#### TASK DETAILS:
The entries below are to be repeated exactly as they stand.
## Start DATA TO USE
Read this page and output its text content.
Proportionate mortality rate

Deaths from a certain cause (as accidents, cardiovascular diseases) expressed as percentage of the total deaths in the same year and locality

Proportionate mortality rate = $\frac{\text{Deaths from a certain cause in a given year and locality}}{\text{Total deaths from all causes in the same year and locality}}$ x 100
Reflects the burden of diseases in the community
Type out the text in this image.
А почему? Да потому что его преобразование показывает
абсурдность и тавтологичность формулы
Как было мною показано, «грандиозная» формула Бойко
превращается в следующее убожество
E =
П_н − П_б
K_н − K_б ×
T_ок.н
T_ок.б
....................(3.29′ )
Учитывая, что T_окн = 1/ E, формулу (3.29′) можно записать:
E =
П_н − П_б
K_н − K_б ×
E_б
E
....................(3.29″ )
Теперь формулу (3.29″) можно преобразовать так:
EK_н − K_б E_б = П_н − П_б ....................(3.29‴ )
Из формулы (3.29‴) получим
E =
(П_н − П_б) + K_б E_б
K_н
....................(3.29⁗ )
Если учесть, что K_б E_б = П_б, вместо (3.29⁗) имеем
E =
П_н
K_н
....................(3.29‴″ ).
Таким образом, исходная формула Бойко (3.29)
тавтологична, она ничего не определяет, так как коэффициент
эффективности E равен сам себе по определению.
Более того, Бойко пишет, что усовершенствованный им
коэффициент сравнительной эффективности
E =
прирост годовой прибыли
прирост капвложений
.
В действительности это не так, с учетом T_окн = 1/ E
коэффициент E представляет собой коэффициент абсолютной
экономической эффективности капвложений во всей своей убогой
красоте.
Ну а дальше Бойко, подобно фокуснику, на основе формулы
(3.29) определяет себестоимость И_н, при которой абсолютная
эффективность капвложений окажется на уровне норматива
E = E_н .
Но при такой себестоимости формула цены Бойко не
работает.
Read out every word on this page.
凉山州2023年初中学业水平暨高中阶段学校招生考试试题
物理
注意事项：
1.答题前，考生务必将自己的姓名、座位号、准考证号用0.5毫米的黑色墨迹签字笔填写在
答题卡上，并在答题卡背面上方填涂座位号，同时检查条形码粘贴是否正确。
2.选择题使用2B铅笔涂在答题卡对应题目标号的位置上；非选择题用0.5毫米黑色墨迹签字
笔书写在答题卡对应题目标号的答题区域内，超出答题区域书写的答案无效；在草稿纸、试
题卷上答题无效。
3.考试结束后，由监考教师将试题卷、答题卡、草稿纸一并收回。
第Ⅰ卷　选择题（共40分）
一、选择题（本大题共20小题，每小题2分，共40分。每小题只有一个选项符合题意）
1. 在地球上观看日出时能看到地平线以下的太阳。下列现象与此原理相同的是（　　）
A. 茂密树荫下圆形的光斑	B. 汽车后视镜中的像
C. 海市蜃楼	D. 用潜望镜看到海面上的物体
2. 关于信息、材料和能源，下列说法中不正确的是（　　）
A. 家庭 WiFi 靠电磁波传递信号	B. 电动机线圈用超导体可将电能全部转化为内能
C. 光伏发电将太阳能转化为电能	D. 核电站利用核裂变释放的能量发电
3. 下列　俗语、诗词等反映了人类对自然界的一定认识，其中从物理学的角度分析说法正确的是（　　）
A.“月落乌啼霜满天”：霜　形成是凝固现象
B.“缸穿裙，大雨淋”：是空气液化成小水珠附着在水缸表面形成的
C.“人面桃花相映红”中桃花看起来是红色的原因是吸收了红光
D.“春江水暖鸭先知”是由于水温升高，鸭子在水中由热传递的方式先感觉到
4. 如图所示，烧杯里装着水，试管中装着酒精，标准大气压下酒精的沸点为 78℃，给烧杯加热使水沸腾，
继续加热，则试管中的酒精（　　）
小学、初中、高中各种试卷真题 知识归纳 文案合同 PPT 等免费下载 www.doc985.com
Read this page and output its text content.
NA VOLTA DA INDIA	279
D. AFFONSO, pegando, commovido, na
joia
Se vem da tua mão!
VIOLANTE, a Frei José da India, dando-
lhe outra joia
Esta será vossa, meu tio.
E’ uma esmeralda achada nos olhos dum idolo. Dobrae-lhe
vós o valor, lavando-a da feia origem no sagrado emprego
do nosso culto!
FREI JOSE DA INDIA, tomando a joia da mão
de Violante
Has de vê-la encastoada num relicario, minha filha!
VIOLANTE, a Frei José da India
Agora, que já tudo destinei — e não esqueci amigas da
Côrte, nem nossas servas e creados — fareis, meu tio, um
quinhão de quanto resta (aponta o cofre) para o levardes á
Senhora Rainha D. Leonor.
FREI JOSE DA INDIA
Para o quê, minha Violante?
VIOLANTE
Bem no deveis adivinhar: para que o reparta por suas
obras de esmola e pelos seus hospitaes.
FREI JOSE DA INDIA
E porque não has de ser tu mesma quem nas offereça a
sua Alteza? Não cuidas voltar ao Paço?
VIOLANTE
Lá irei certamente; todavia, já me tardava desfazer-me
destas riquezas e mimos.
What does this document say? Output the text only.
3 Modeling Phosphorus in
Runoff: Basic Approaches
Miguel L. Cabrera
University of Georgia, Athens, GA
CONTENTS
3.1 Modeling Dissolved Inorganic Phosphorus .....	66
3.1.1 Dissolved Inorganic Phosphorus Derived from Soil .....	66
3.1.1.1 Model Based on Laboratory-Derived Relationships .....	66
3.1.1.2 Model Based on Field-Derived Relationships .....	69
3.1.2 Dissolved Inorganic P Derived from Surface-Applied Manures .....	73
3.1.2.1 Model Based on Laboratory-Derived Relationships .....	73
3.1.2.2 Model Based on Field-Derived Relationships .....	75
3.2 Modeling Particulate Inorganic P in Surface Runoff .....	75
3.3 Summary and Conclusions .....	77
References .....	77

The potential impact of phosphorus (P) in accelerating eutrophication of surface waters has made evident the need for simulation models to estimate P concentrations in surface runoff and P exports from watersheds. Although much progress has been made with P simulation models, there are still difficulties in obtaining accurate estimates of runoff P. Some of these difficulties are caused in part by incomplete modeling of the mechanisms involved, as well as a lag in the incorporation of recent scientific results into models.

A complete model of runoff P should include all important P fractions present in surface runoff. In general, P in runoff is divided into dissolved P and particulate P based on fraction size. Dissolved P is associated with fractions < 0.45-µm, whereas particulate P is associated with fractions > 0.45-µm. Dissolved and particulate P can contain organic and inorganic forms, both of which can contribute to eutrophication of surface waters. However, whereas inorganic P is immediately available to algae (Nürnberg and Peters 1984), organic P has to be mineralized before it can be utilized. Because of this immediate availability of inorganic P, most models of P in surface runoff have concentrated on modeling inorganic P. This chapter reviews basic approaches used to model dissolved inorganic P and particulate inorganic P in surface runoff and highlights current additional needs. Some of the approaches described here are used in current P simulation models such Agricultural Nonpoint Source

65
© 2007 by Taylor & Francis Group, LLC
## End DATA TO USE
#### TASK OUTPUT:
Read this page and output its text content.
Proportionate mortality rate

Deaths from a certain cause (as accidents, cardiovascular diseases) expressed as percentage of the total deaths in the same year and locality

Proportionate mortality rate = $\frac{\text{Deaths from a certain cause in a given year and locality}}{\text{Total deaths from all causes in the same year and locality}}$ x 100
Reflects the burden of diseases in the community
Type out the text in this image.
А почему? Да потому что его преобразование показывает
абсурдность и тавтологичность формулы
Как было мною показано, «грандиозная» формула Бойко
превращается в следующее убожество
E =
П_н − П_б
K_н − K_б ×
T_ок.н
T_ок.б
....................(3.29′ )
Учитывая, что T_окн = 1/ E, формулу (3.29′) можно записать:
E =
П_н − П_б
K_н − K_б ×
E_б
E
....................(3.29″ )
Теперь формулу (3.29″) можно преобразовать так:
EK_н − K_б E_б = П_н − П_б ....................(3.29‴ )
Из формулы (3.29‴) получим
E =
(П_н − П_б) + K_б E_б
K_н
....................(3.29⁗ )
Если учесть, что K_б E_б = П_б, вместо (3.29⁗) имеем
E =
П_н
K_н
....................(3.29‴″ ).
Таким образом, исходная формула Бойко (3.29)
тавтологична, она ничего не определяет, так как коэффициент
эффективности E равен сам себе по определению.
Более того, Бойко пишет, что усовершенствованный им
коэффициент сравнительной эффективности
E =
прирост годовой прибыли
прирост капвложений
.
В действительности это не так, с учетом T_окн = 1/ E
коэффициент E представляет собой коэффициент абсолютной
экономической эффективности капвложений во всей своей убогой
красоте.
Ну а дальше Бойко, подобно фокуснику, на основе формулы
(3.29) определяет себестоимость И_н, при которой абсолютная
эффективность капвложений окажется на уровне норматива
E = E_н .
Но при такой себестоимости формула цены Бойко не
работает.
Read out every word on this page.
凉山州2023年初中学业水平暨高中阶段学校招生考试试题
物理
注意事项：
1.答题前，考生务必将自己的姓名、座位号、准考证号用0.5毫米的黑色墨迹签字笔填写在
答题卡上，并在答题卡背面上方填涂座位号，同时检查条形码粘贴是否正确。
2.选择题使用2B铅笔涂在答题卡对应题目标号的位置上；非选择题用0.5毫米黑色墨迹签字
笔书写在答题卡对应题目标号的答题区域内，超出答题区域书写的答案无效；在草稿纸、试
题卷上答题无效。
3.考试结束后，由监考教师将试题卷、答题卡、草稿纸一并收回。
第Ⅰ卷　选择题（共40分）
一、选择题（本大题共20小题，每小题2分，共40分。每小题只有一个选项符合题意）
1. 在地球上观看日出时能看到地平线以下的太阳。下列现象与此原理相同的是（　　）
A. 茂密树荫下圆形的光斑	B. 汽车后视镜中的像
C. 海市蜃楼	D. 用潜望镜看到海面上的物体
2. 关于信息、材料和能源，下列说法中不正确的是（　　）
A. 家庭 WiFi 靠电磁波传递信号	B. 电动机线圈用超导体可将电能全部转化为内能
C. 光伏发电将太阳能转化为电能	D. 核电站利用核裂变释放的能量发电
3. 下列　俗语、诗词等反映了人类对自然界的一定认识，其中从物理学的角度分析说法正确的是（　　）
A.“月落乌啼霜满天”：霜　形成是凝固现象
B.“缸穿裙，大雨淋”：是空气液化成小水珠附着在水缸表面形成的
C.“人面桃花相映红”中桃花看起来是红色的原因是吸收了红光
D.“春江水暖鸭先知”是由于水温升高，鸭子在水中由热传递的方式先感觉到
4. 如图所示，烧杯里装着水，试管中装着酒精，标准大气压下酒精的沸点为 78℃，给烧杯加热使水沸腾，
继续加热，则试管中的酒精（　　）
小学、初中、高中各种试卷真题 知识归纳 文案合同 PPT 等免费下载 www.doc985.com
Read this page and output its text content.
NA VOLTA DA INDIA	279
D. AFFONSO, pegando, commovido, na
joia
Se vem da tua mão!
VIOLANTE, a Frei José da India, dando-
lhe outra joia
Esta será vossa, meu tio.
E’ uma esmeralda achada nos olhos dum idolo. Dobrae-lhe
vós o valor, lavando-a da feia origem no sagrado emprego
do nosso culto!
FREI JOSE DA INDIA, tomando a joia da mão
de Violante
Has de vê-la encastoada num relicario, minha filha!
VIOLANTE, a Frei José da India
Agora, que já tudo destinei — e não esqueci amigas da
Côrte, nem nossas servas e creados — fareis, meu tio, um
quinhão de quanto resta (aponta o cofre) para o levardes á
Senhora Rainha D. Leonor.
FREI JOSE DA INDIA
Para o quê, minha Violante?
VIOLANTE
Bem no deveis adivinhar: para que o reparta por suas
obras de esmola e pelos seus hospitaes.
FREI JOSE DA INDIA
E porque não has de ser tu mesma quem nas offereça a
sua Alteza? Não cuidas voltar ao Paço?
VIOLANTE
Lá irei certamente; todavia, já me tardava desfazer-me
destas riquezas e mimos.
What does this document say? Output the text only.
3 Modeling Phosphorus in
Runoff: Basic Approaches
Miguel L. Cabrera
University of Georgia, Athens, GA
CONTENTS
3.1 Modeling Dissolved Inorganic Phosphorus .....	66
3.1.1 Dissolved Inorganic Phosphorus Derived from Soil .....	66
3.1.1.1 Model Based on Laboratory-Derived Relationships .....	66
3.1.1.2 Model Based on Field-Derived Relationships .....	69
3.1.2 Dissolved Inorganic P Derived from Surface-Applied Manures .....	73
3.1.2.1 Model Based on Laboratory-Derived Relationships .....	73
3.1.2.2 Model Based on Field-Derived Relationships .....	75
3.2 Modeling Particulate Inorganic P in Surface Runoff .....	75
3.3 Summary and Conclusions .....	77
References .....	77

The potential impact of phosphorus (P) in accelerating eutrophication of surface waters has made evident the need for simulation models to estimate P concentrations in surface runoff and P exports from watersheds. Although much progress has been made with P simulation models, there are still difficulties in obtaining accurate estimates of runoff P. Some of these difficulties are caused in part by incomplete modeling of the mechanisms involved, as well as a lag in the incorporation of recent scientific results into models.

A complete model of runoff P should include all important P fractions present in surface runoff. In general, P in runoff is divided into dissolved P and particulate P based on fraction size. Dissolved P is associated with fractions < 0.45-µm, whereas particulate P is associated with fractions > 0.45-µm. Dissolved and particulate P can contain organic and inorganic forms, both of which can contribute to eutrophication of surface waters. However, whereas inorganic P is immediately available to algae (Nürnberg and Peters 1984), organic P has to be mineralized before it can be utilized. Because of this immediate availability of inorganic P, most models of P in surface runoff have concentrated on modeling inorganic P. This chapter reviews basic approaches used to model dissolved inorganic P and particulate inorganic P in surface runoff and highlights current additional needs. Some of the approaches described here are used in current P simulation models such Agricultural Nonpoint Source

65
© 2007 by Taylor & Francis Group, LLC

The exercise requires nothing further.